[RAW RECORDS]
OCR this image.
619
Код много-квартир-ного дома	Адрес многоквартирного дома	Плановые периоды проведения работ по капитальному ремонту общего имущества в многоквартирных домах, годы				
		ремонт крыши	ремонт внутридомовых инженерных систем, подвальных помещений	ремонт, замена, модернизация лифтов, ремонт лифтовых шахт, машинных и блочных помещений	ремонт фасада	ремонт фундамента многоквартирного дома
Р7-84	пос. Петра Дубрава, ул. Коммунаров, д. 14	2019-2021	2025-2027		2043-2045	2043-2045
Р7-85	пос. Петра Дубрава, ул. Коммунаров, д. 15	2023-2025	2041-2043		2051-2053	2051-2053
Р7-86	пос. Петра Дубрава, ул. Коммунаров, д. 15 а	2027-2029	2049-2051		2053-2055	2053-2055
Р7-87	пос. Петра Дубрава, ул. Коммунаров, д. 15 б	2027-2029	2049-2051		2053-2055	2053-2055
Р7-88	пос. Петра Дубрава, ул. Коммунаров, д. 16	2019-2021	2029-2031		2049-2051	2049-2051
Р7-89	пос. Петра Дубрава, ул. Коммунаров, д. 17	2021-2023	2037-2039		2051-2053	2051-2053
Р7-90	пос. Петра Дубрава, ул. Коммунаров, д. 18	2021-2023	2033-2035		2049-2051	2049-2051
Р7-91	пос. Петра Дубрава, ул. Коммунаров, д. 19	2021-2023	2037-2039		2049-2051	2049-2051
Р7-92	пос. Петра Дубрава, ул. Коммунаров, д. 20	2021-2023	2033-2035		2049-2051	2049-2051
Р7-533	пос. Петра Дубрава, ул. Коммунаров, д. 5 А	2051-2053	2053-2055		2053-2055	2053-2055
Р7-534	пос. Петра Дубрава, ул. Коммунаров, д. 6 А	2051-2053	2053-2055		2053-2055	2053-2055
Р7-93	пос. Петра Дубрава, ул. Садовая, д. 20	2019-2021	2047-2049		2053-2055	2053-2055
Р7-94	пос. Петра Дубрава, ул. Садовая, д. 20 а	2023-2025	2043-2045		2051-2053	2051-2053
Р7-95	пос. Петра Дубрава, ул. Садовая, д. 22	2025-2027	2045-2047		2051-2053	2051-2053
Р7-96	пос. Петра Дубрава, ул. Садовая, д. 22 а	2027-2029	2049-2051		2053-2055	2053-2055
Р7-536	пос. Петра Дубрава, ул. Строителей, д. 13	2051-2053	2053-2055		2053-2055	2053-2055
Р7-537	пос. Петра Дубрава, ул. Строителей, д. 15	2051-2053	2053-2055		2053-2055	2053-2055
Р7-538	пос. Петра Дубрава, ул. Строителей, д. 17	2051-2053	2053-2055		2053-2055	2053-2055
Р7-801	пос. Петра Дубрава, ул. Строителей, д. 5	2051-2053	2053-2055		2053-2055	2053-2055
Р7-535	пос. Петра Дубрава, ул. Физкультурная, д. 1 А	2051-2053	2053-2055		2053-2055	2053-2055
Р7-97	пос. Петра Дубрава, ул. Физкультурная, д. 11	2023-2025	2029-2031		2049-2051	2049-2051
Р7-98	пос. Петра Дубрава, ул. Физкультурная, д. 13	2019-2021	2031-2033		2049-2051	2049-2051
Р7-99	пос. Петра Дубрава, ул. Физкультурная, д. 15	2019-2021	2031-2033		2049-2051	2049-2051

[WORK TO DO] Reproduce the material above exactly; please quote every line of it.

[RESULT OF THE EXERCISE]
OCR this image.
619
Код много-квартир-ного дома	Адрес многоквартирного дома	Плановые периоды проведения работ по капитальному ремонту общего имущества в многоквартирных домах, годы				
		ремонт крыши	ремонт внутридомовых инженерных систем, подвальных помещений	ремонт, замена, модернизация лифтов, ремонт лифтовых шахт, машинных и блочных помещений	ремонт фасада	ремонт фундамента многоквартирного дома
Р7-84	пос. Петра Дубрава, ул. Коммунаров, д. 14	2019-2021	2025-2027		2043-2045	2043-2045
Р7-85	пос. Петра Дубрава, ул. Коммунаров, д. 15	2023-2025	2041-2043		2051-2053	2051-2053
Р7-86	пос. Петра Дубрава, ул. Коммунаров, д. 15 а	2027-2029	2049-2051		2053-2055	2053-2055
Р7-87	пос. Петра Дубрава, ул. Коммунаров, д. 15 б	2027-2029	2049-2051		2053-2055	2053-2055
Р7-88	пос. Петра Дубрава, ул. Коммунаров, д. 16	2019-2021	2029-2031		2049-2051	2049-2051
Р7-89	пос. Петра Дубрава, ул. Коммунаров, д. 17	2021-2023	2037-2039		2051-2053	2051-2053
Р7-90	пос. Петра Дубрава, ул. Коммунаров, д. 18	2021-2023	2033-2035		2049-2051	2049-2051
Р7-91	пос. Петра Дубрава, ул. Коммунаров, д. 19	2021-2023	2037-2039		2049-2051	2049-2051
Р7-92	пос. Петра Дубрава, ул. Коммунаров, д. 20	2021-2023	2033-2035		2049-2051	2049-2051
Р7-533	пос. Петра Дубрава, ул. Коммунаров, д. 5 А	2051-2053	2053-2055		2053-2055	2053-2055
Р7-534	пос. Петра Дубрава, ул. Коммунаров, д. 6 А	2051-2053	2053-2055		2053-2055	2053-2055
Р7-93	пос. Петра Дубрава, ул. Садовая, д. 20	2019-2021	2047-2049		2053-2055	2053-2055
Р7-94	пос. Петра Дубрава, ул. Садовая, д. 20 а	2023-2025	2043-2045		2051-2053	2051-2053
Р7-95	пос. Петра Дубрава, ул. Садовая, д. 22	2025-2027	2045-2047		2051-2053	2051-2053
Р7-96	пос. Петра Дубрава, ул. Садовая, д. 22 а	2027-2029	2049-2051		2053-2055	2053-2055
Р7-536	пос. Петра Дубрава, ул. Строителей, д. 13	2051-2053	2053-2055		2053-2055	2053-2055
Р7-537	пос. Петра Дубрава, ул. Строителей, д. 15	2051-2053	2053-2055		2053-2055	2053-2055
Р7-538	пос. Петра Дубрава, ул. Строителей, д. 17	2051-2053	2053-2055		2053-2055	2053-2055
Р7-801	пос. Петра Дубрава, ул. Строителей, д. 5	2051-2053	2053-2055		2053-2055	2053-2055
Р7-535	пос. Петра Дубрава, ул. Физкультурная, д. 1 А	2051-2053	2053-2055		2053-2055	2053-2055
Р7-97	пос. Петра Дубрава, ул. Физкультурная, д. 11	2023-2025	2029-2031		2049-2051	2049-2051
Р7-98	пос. Петра Дубрава, ул. Физкультурная, д. 13	2019-2021	2031-2033		2049-2051	2049-2051
Р7-99	пос. Петра Дубрава, ул. Физкультурная, д. 15	2019-2021	2031-2033		2049-2051	2049-2051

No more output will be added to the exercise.